**Task to complete:** Copy each line exactly. Leave nothing out.

**Excerpted data:**

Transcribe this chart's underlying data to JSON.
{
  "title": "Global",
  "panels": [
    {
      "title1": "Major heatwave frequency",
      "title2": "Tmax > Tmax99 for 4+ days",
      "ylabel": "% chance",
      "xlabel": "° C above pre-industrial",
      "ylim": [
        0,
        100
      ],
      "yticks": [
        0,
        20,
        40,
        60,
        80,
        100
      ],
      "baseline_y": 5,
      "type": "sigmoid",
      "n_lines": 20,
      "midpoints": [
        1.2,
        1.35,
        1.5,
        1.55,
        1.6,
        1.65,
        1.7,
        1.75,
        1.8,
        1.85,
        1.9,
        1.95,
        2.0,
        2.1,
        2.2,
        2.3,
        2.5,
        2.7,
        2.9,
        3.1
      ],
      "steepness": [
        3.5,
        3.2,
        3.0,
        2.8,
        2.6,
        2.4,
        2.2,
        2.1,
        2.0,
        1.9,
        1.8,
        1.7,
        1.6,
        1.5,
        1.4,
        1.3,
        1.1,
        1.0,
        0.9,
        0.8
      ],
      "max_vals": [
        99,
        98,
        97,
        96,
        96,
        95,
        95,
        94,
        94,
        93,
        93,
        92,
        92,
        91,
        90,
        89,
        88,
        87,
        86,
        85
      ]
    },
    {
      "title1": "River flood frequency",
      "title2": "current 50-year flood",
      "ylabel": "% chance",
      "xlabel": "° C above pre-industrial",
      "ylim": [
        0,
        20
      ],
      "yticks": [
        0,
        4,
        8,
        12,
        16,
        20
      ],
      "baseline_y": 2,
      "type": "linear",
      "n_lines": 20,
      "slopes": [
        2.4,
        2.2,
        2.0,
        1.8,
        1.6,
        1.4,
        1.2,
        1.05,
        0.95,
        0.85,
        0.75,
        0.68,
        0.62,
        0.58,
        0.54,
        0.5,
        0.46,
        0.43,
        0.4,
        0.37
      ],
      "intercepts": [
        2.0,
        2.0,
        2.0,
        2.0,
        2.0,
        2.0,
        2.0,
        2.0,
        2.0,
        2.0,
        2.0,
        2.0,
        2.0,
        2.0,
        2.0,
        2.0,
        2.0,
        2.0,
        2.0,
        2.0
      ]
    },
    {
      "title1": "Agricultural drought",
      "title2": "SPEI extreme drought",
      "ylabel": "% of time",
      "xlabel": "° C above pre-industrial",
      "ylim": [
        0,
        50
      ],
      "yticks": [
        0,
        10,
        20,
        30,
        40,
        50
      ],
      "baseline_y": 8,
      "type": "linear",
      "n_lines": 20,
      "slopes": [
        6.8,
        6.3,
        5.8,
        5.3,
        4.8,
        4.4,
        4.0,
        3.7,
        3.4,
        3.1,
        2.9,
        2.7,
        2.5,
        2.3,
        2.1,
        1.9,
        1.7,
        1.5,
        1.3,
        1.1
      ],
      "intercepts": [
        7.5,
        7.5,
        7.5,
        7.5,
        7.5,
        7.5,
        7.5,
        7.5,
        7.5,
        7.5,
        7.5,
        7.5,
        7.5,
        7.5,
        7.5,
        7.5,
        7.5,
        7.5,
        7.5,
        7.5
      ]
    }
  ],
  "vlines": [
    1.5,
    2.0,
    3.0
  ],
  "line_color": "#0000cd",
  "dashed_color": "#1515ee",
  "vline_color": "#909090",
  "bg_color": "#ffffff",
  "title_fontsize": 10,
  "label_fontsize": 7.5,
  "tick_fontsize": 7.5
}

**Output for this task:**
Transcribe this chart's underlying data to JSON.
{
  "title": "Global",
  "panels": [
    {
      "title1": "Major heatwave frequency",
      "title2": "Tmax > Tmax99 for 4+ days",
      "ylabel": "% chance",
      "xlabel": "° C above pre-industrial",
      "ylim": [
        0,
        100
      ],
      "yticks": [
        0,
        20,
        40,
        60,
        80,
        100
      ],
      "baseline_y": 5,
      "type": "sigmoid",
      "n_lines": 20,
      "midpoints": [
        1.2,
        1.35,
        1.5,
        1.55,
        1.6,
        1.65,
        1.7,
        1.75,
        1.8,
        1.85,
        1.9,
        1.95,
        2.0,
        2.1,
        2.2,
        2.3,
        2.5,
        2.7,
        2.9,
        3.1
      ],
      "steepness": [
        3.5,
        3.2,
        3.0,
        2.8,
        2.6,
        2.4,
        2.2,
        2.1,
        2.0,
        1.9,
        1.8,
        1.7,
        1.6,
        1.5,
        1.4,
        1.3,
        1.1,
        1.0,
        0.9,
        0.8
      ],
      "max_vals": [
        99,
        98,
        97,
        96,
        96,
        95,
        95,
        94,
        94,
        93,
        93,
        92,
        92,
        91,
        90,
        89,
        88,
        87,
        86,
        85
      ]
    },
    {
      "title1": "River flood frequency",
      "title2": "current 50-year flood",
      "ylabel": "% chance",
      "xlabel": "° C above pre-industrial",
      "ylim": [
        0,
        20
      ],
      "yticks": [
        0,
        4,
        8,
        12,
        16,
        20
      ],
      "baseline_y": 2,
      "type": "linear",
      "n_lines": 20,
      "slopes": [
        2.4,
        2.2,
        2.0,
        1.8,
        1.6,
        1.4,
        1.2,
        1.05,
        0.95,
        0.85,
        0.75,
        0.68,
        0.62,
        0.58,
        0.54,
        0.5,
        0.46,
        0.43,
        0.4,
        0.37
      ],
      "intercepts": [
        2.0,
        2.0,
        2.0,
        2.0,
        2.0,
        2.0,
        2.0,
        2.0,
        2.0,
        2.0,
        2.0,
        2.0,
        2.0,
        2.0,
        2.0,
        2.0,
        2.0,
        2.0,
        2.0,
        2.0
      ]
    },
    {
      "title1": "Agricultural drought",
      "title2": "SPEI extreme drought",
      "ylabel": "% of time",
      "xlabel": "° C above pre-industrial",
      "ylim": [
        0,
        50
      ],
      "yticks": [
        0,
        10,
        20,
        30,
        40,
        50
      ],
      "baseline_y": 8,
      "type": "linear",
      "n_lines": 20,
      "slopes": [
        6.8,
        6.3,
        5.8,
        5.3,
        4.8,
        4.4,
        4.0,
        3.7,
        3.4,
        3.1,
        2.9,
        2.7,
        2.5,
        2.3,
        2.1,
        1.9,
        1.7,
        1.5,
        1.3,
        1.1
      ],
      "intercepts": [
        7.5,
        7.5,
        7.5,
        7.5,
        7.5,
        7.5,
        7.5,
        7.5,
        7.5,
        7.5,
        7.5,
        7.5,
        7.5,
        7.5,
        7.5,
        7.5,
        7.5,
        7.5,
        7.5,
        7.5
      ]
    }
  ],
  "vlines": [
    1.5,
    2.0,
    3.0
  ],
  "line_color": "#0000cd",
  "dashed_color": "#1515ee",
  "vline_color": "#909090",
  "bg_color": "#ffffff",
  "title_fontsize": 10,
  "label_fontsize": 7.5,
  "tick_fontsize": 7.5
}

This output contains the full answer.